• **TÂCHES À FAIRE**:
A - Recopiez mot pour mot un passage du texte sur Mercure, en partant des mots "Mercure : une couche" et en vous arrêtant après "soupçons des scientifiques.".
B - Poursuivez le texte sur Mercure après sa dernière phrase.

• **TEXTE EXTRAIT**:
::::::

Une étude publiée dans Nature Communications, le 22 avril, est venue bousculer notre compréhension de Mercure. Longtemps perçue comme un simple caillou calciné, la plus proche compagne du Soleil cacherait, en profondeur, un joyau inattendu, une épaisse couche de diamant. Une hypothèse fascinante, qui relance l’intérêt pour ce monde mal-aimé.
Mercure : une couche de diamants de 16 km pourrait s’être formée à la frontière de son noyau

Mercure : une planète en surchauffe, mais riche en carbone et en mystères
Mercure est tout sauf une étoile morte. Bien qu'elle grille sous plus de 426°C en journée et tourne trois fois sur elle-même pour deux orbites solaires, ses entrailles racontent une histoire explosive. Déjà, la mission MESSENGER de la NASA (National Aeronautics and Space Administration), entre 2011 et 2015, avait révélé la présence étendue de graphite, cet allotrope léger du carbone, sur sa croûte supérieure. Ce graphite, vestige d'un antique océan de magma saturé en carbone, a éveillé les soupçons des scientifiques.

::::::

• **DONNÉES FOURNIES**:
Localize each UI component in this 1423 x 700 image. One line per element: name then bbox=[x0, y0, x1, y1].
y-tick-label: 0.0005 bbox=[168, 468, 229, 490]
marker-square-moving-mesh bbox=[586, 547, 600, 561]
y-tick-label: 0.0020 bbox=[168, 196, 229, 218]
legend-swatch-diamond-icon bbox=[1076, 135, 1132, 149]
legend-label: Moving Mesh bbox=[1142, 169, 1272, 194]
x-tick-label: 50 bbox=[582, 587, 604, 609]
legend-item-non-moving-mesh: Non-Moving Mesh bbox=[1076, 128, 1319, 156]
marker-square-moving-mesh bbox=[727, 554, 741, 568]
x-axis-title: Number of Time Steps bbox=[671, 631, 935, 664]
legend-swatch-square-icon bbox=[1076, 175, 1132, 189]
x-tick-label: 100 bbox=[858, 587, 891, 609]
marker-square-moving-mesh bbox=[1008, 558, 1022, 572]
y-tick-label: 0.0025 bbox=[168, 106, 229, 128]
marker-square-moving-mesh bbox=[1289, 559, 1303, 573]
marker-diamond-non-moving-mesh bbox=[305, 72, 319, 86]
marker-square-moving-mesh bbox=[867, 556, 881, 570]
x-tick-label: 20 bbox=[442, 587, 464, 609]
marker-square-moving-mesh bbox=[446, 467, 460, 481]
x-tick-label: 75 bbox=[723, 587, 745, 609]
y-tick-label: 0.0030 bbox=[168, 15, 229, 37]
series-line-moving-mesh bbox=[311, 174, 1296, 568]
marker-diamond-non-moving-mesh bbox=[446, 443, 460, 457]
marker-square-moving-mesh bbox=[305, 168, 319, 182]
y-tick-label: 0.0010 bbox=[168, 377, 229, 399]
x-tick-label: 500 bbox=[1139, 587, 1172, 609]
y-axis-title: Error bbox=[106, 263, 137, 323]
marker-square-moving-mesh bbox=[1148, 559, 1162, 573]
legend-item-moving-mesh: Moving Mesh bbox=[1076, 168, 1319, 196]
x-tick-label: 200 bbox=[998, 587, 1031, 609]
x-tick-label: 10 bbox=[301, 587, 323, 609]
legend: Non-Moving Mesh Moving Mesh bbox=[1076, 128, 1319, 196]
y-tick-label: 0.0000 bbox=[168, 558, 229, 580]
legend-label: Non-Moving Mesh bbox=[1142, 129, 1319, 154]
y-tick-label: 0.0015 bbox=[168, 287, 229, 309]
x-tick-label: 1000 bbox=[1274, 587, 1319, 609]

::::::

• **RÉSULTATS**:
A -
Mercure : une couche de diamants de 16 km pourrait s’être formée à la frontière de son noyau

Mercure : une planète en surchauffe, mais riche en carbone et en mystères
Mercure est tout sauf une étoile morte. Bien qu'elle grille sous plus de 426°C en journée et tourne trois fois sur elle-même pour deux orbites solaires, ses entrailles racontent une histoire explosive. Déjà, la mission MESSENGER de la NASA (National Aeronautics and Space Administration), entre 2011 et 2015, avait révélé la présence étendue de graphite, cet allotrope léger du carbone, sur sa croûte supérieure. Ce graphite, vestige d'un antique océan de magma saturé en carbone, a éveillé les soupçons des scientifiques.

B -
Mais la découverte récente est d'un autre calibre. Selon l’étude dirigée par le Dr Yanhao Lin, chercheur au Center for High Pressure Science and Technology Advanced Research (HPSTAR), "la forte concentration de carbone sur Mercure pourrait avoir entraîné la formation d'une couche de diamant épaisse de 10 à 18 kilomètres à la frontière entre le noyau et le manteau", peut-on lire dans la revue Nature Communications. Que le lecteur ne s'y trompe pas : il ne s'agit pas ici de diamants éparpillés à la surface comme des poussières de conte de fées. Nous parlons d'une croûte souterraine compacte et infranchissable, loin des mirages scintillants que certains pourraient imaginer.
Diamants de Mercure : un processus lent
La mécanique de cette transformation est tout sauf poétique. Lors de la cristallisation du noyau métallique de Mercure, le carbone en excès aurait exsudé du noyau liquide pour se recombiner, sous la pression écrasante de 5,575 GPa et à des températures flirtant avec 1 982°C, en diamant. Le soufre, également présent à hauteur d'environ 11 %, joue un rôle catalyseur en abaissant le point de fusion du magma, facilitant ainsi la précipitation de cette phase ultra-dense. Le Dr Lin, a indiqué dans des propos rapportés par Earth.com, « nous avons utilisé une presse à grand volume pour simuler les hautes pressions et températures de la limite noyau-manteau de Mercure et combiné cela avec des modèles géophysiques et des calculs thermodynamiques ».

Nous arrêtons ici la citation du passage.